(Entries from a dataset)
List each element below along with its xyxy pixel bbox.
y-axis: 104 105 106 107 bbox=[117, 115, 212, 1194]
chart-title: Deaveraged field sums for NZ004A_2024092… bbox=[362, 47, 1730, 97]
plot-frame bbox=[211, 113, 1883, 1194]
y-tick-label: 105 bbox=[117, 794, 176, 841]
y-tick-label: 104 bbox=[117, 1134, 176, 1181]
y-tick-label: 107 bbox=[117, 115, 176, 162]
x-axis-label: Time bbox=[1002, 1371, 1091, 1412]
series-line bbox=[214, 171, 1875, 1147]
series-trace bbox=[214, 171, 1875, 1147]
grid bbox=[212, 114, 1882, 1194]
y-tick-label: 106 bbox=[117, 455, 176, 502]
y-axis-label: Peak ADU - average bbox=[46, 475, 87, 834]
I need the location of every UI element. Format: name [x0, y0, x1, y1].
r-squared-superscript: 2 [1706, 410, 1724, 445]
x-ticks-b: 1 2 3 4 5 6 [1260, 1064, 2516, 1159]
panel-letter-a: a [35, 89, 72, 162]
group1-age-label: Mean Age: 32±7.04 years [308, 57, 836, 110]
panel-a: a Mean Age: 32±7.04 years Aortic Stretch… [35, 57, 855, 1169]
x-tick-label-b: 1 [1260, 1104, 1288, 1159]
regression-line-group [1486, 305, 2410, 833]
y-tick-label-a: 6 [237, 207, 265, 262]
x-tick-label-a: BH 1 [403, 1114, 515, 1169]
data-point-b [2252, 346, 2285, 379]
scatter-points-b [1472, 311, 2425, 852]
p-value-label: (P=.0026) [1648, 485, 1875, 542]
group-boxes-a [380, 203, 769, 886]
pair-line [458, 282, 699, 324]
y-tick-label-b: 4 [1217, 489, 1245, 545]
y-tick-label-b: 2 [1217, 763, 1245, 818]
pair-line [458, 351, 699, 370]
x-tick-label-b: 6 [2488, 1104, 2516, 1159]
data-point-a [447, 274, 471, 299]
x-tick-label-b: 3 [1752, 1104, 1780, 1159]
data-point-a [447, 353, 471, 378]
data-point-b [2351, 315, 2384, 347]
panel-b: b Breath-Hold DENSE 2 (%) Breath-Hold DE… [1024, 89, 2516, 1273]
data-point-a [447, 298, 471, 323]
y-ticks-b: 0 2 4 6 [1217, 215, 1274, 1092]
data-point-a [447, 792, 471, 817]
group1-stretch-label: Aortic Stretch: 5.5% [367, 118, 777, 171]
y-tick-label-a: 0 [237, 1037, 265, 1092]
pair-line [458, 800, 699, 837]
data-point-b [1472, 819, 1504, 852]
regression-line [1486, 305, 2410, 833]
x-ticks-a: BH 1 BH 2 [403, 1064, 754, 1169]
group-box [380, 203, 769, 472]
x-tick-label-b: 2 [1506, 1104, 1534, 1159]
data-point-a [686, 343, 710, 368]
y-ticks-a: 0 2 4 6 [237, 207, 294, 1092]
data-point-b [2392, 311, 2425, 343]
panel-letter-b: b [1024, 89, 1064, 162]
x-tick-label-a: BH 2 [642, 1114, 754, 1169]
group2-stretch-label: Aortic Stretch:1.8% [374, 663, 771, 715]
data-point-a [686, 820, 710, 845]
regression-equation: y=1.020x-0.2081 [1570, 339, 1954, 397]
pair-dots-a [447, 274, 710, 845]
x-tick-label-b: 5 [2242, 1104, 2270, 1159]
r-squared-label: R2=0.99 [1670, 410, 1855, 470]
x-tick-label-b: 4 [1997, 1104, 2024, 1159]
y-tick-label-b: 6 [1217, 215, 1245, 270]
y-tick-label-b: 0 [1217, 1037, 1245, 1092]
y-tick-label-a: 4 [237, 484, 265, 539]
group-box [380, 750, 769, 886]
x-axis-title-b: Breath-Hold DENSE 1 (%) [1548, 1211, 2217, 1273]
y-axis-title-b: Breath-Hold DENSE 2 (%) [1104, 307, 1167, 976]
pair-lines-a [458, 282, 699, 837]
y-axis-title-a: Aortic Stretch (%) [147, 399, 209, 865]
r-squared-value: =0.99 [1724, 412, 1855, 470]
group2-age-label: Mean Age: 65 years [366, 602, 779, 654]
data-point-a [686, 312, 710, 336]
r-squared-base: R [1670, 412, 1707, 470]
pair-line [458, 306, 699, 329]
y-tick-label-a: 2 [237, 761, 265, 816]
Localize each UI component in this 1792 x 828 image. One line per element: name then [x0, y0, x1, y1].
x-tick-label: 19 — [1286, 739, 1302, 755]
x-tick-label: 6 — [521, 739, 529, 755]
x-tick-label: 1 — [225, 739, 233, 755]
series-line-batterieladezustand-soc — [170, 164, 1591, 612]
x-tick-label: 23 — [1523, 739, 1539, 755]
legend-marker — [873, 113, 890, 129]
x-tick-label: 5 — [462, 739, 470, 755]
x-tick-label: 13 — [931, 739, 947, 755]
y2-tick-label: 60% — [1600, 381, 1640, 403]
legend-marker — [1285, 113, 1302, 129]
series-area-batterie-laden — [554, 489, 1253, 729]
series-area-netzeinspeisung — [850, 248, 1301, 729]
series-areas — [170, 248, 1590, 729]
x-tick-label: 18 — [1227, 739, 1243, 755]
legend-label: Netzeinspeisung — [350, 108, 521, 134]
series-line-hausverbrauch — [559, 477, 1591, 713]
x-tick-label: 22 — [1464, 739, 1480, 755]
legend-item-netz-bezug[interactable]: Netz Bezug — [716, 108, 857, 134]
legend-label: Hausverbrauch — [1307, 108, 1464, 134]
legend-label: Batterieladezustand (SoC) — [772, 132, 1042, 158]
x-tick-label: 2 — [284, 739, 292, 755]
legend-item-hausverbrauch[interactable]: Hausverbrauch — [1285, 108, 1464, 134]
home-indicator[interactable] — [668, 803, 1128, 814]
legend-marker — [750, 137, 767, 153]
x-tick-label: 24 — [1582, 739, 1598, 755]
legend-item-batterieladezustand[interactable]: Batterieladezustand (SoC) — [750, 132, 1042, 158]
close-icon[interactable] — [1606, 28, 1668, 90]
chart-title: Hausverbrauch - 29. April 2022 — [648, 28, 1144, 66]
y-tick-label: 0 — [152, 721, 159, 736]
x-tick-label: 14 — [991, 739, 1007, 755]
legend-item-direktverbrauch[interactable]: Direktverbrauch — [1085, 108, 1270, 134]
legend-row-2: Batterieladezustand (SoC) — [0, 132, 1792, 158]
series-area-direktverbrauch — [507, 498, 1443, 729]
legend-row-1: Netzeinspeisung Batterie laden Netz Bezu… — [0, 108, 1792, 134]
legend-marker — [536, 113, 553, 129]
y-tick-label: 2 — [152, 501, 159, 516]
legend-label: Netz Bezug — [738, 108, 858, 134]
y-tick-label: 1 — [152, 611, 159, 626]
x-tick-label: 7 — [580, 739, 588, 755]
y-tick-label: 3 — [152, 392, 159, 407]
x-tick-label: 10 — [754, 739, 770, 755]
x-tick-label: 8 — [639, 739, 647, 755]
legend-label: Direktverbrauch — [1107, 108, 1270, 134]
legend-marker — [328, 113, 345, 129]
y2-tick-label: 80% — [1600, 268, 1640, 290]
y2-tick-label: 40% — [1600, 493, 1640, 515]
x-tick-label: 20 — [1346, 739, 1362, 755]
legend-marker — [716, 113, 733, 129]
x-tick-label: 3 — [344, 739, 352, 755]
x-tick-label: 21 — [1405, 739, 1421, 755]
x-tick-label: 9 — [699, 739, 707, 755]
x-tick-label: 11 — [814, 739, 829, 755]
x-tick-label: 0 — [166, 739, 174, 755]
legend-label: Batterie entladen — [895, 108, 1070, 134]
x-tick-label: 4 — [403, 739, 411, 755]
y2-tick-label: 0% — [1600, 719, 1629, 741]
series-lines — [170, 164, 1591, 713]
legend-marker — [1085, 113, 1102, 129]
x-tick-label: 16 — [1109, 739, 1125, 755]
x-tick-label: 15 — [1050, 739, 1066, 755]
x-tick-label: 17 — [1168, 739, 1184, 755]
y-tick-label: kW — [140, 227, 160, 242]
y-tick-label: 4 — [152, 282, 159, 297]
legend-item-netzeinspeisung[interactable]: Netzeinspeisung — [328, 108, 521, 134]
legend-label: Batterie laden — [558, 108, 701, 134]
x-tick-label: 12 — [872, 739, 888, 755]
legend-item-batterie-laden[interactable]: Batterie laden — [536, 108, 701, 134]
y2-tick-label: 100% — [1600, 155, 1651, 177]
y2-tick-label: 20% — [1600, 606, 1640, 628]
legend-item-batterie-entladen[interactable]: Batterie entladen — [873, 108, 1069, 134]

**Exercise description**
Report every line in the rows above that contains the word "title", matching case exactly.

**Full response**
chart-title: Deaveraged field sums for NZ004A_2024092… bbox=[362, 47, 1730, 97]
x-axis-title-b: Breath-Hold DENSE 1 (%) [1548, 1211, 2217, 1273]
y-axis-title-b: Breath-Hold DENSE 2 (%) [1104, 307, 1167, 976]
y-axis-title-a: Aortic Stretch (%) [147, 399, 209, 865]
chart-title: Hausverbrauch - 29. April 2022 — [648, 28, 1144, 66]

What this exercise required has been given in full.